- Exercice court -
Restituez mot pour mot le passage du texte sur l'interdisciplinarité qui commence par « 11/10/20254 min read » et se poursuit jusqu'à « œuvre (Payette, 2001). ».

- Texte fourni -
▬▬▬▬▬▬

Interdisciplinarité, un idéal nécessaire mais difficile à concrétiser : exemple de l’agroécologie

L’interdisciplinarité est un sujet très fréquemment abordé dans la recherche scientifique.

SCIENCE

Marc Edval JEAN-LOUIS, Ing-Agr, Msc

11/10/20254 min read

Interdisciplinarité, un idéal nécessaire mais difficile à concrétiser : exemple de l’agroécologie

a. Interdisciplinarité et pluridisciplinarité

L’interdisciplinarité est un sujet très fréquemment abordé dans la recherche scientifique. Elle est présentée comme des approches plus intégrées et globales permettant de résoudre des problématiques scientifiques nécessitant plusieurs disciplines et d'apporter des solutions là où des approches plus classiques, souvent monodisciplianires, sont insuffisantes. Elle est également très recherchée par les organismes de financement et d’évaluation de la recherche. Fréquemment confondu avec la pluridisciplinarité, le concept même d’interdisciplinarité est souvent source de confusion et de malentendus défavorables à sa mise en œuvre (Payette, 2001).

▬▬▬▬▬▬

- Enregistrements tirés d'une collection -

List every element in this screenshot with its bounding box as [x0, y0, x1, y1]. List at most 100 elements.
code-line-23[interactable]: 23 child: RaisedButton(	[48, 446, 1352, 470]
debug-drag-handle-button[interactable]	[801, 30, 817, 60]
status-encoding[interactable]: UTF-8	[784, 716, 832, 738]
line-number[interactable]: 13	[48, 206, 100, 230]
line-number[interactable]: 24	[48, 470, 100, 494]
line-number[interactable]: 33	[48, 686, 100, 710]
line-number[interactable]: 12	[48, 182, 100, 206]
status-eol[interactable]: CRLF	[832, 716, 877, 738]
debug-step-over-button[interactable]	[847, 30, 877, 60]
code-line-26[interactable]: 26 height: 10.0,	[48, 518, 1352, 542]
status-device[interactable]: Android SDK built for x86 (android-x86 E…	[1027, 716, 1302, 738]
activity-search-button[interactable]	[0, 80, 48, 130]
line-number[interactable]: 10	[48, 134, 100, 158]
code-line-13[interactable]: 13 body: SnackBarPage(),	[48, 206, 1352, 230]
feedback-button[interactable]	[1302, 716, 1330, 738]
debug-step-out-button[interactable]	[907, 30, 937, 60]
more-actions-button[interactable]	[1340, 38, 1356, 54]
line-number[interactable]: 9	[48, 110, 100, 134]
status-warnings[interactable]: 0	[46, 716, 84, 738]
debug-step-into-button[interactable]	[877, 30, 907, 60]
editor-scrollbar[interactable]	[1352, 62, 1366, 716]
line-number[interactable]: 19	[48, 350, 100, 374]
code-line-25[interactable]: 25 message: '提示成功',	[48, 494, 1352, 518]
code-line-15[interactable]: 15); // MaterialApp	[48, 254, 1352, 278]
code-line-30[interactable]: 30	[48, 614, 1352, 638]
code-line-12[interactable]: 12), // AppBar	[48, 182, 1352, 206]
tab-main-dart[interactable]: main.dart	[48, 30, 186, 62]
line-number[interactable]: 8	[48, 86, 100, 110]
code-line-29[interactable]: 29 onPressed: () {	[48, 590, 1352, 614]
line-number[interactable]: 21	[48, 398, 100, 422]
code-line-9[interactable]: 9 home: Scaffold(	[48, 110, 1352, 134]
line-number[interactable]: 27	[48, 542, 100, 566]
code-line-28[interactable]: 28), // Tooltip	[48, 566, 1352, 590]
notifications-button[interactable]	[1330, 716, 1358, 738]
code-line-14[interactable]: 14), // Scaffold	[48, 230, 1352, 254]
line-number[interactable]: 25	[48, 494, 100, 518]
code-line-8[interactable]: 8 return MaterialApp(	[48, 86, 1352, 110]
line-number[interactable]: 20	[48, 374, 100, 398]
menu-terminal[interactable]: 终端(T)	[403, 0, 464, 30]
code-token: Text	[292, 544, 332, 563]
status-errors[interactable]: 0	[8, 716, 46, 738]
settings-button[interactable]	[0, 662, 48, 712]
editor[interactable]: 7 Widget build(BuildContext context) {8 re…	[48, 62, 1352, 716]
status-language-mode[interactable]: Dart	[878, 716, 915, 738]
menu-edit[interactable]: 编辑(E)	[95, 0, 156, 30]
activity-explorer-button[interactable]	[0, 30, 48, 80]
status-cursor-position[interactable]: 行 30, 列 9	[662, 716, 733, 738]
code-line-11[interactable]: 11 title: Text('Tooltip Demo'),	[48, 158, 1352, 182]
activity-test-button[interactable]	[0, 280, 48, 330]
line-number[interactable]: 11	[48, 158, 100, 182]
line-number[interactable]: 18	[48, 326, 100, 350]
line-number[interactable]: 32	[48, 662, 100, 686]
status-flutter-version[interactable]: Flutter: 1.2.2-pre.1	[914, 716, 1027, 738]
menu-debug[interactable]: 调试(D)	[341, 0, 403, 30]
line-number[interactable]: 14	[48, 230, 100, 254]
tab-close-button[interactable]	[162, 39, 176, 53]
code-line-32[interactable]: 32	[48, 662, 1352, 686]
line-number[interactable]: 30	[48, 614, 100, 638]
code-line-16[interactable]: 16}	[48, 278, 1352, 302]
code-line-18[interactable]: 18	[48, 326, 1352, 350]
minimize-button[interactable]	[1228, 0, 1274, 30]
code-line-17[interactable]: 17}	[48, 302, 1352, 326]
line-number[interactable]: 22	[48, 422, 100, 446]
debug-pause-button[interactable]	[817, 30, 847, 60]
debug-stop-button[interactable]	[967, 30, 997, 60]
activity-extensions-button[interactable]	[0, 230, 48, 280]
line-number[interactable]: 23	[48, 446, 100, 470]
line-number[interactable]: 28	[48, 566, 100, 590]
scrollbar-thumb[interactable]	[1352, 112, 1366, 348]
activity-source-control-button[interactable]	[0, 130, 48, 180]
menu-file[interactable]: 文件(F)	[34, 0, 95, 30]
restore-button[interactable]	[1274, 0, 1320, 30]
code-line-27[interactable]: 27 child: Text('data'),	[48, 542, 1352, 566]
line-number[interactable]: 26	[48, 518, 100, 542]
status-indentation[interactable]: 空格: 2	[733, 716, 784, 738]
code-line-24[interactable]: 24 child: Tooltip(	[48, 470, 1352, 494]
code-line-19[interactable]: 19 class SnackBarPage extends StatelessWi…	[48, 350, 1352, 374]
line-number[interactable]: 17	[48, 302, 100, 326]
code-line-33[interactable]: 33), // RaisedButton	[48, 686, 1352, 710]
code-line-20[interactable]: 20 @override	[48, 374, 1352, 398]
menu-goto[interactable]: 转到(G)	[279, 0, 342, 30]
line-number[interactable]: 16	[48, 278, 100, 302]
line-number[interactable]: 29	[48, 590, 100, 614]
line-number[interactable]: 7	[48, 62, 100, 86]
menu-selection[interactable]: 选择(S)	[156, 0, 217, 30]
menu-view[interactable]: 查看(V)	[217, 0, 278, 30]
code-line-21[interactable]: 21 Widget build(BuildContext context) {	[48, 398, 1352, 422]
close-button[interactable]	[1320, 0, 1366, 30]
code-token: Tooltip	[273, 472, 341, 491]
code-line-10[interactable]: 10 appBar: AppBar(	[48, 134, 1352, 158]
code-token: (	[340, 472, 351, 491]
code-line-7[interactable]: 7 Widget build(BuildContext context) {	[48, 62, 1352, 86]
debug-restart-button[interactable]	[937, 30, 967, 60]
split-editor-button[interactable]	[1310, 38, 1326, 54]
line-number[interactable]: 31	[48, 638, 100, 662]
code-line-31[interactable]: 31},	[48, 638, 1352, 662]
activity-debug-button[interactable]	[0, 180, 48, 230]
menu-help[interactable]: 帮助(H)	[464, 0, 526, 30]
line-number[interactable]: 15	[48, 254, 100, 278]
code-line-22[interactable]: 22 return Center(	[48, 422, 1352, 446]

▬▬▬▬▬▬

- Exercice corrigé -
11/10/20254 min read

Interdisciplinarité, un idéal nécessaire mais difficile à concrétiser : exemple de l’agroécologie

a. Interdisciplinarité et pluridisciplinarité

L’interdisciplinarité est un sujet très fréquemment abordé dans la recherche scientifique. Elle est présentée comme des approches plus intégrées et globales permettant de résoudre des problématiques scientifiques nécessitant plusieurs disciplines et d'apporter des solutions là où des approches plus classiques, souvent monodisciplianires, sont insuffisantes. Elle est également très recherchée par les organismes de financement et d’évaluation de la recherche. Fréquemment confondu avec la pluridisciplinarité, le concept même d’interdisciplinarité est souvent source de confusion et de malentendus défavorables à sa mise en œuvre (Payette, 2001).